## [Job]
What is the number of lines in the entries that include the word "教师给予指导"? Respond with the number only.

** START **

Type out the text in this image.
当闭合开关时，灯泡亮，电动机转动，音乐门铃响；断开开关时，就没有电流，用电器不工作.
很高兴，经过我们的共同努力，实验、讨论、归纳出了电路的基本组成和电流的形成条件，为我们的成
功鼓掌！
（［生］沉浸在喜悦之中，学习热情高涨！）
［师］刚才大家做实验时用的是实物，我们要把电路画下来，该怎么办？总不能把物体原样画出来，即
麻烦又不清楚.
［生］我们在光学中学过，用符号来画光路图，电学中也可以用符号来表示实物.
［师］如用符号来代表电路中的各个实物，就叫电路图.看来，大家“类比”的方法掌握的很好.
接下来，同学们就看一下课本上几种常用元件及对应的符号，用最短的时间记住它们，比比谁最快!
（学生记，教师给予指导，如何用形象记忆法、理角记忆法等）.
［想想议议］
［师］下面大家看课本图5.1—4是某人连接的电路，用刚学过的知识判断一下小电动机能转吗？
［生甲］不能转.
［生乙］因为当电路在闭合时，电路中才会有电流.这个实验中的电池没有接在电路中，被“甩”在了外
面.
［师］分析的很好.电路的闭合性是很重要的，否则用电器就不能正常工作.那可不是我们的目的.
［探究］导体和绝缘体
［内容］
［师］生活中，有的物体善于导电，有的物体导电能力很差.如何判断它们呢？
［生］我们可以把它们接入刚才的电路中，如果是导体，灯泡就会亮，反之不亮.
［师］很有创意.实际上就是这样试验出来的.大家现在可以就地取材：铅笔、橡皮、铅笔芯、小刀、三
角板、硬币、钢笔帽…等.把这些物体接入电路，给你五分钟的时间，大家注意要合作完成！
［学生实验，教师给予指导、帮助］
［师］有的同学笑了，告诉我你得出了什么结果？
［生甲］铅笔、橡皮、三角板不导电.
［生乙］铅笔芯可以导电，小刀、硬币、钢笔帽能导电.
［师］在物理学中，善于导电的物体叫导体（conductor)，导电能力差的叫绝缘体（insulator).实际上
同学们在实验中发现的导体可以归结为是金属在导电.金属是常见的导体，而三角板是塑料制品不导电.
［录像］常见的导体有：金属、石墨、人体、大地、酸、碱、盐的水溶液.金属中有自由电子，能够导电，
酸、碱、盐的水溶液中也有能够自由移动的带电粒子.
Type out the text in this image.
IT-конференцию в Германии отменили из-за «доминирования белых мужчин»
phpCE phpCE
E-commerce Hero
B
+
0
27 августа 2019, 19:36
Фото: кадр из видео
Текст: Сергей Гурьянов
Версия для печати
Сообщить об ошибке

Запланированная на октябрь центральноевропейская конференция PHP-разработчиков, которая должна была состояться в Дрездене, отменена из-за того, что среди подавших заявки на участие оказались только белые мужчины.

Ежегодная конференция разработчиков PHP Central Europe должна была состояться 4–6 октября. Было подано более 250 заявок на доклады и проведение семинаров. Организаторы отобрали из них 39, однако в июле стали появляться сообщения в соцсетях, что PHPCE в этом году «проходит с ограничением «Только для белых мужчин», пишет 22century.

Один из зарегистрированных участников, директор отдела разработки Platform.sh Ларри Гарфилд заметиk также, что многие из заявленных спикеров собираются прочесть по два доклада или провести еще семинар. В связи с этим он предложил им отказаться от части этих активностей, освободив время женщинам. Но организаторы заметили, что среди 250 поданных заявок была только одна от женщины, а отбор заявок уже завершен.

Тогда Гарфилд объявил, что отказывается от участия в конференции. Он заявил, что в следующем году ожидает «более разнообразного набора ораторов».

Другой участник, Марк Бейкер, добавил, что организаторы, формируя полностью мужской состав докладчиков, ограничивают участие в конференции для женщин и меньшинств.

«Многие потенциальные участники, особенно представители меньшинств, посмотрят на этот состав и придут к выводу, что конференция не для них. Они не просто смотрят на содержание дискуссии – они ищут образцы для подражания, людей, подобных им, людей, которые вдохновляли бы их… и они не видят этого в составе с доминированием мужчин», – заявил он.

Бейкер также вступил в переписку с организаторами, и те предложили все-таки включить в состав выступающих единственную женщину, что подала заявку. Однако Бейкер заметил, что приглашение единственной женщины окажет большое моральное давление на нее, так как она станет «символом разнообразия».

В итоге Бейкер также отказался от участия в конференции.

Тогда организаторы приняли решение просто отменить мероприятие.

** END **

## [Expected output]
2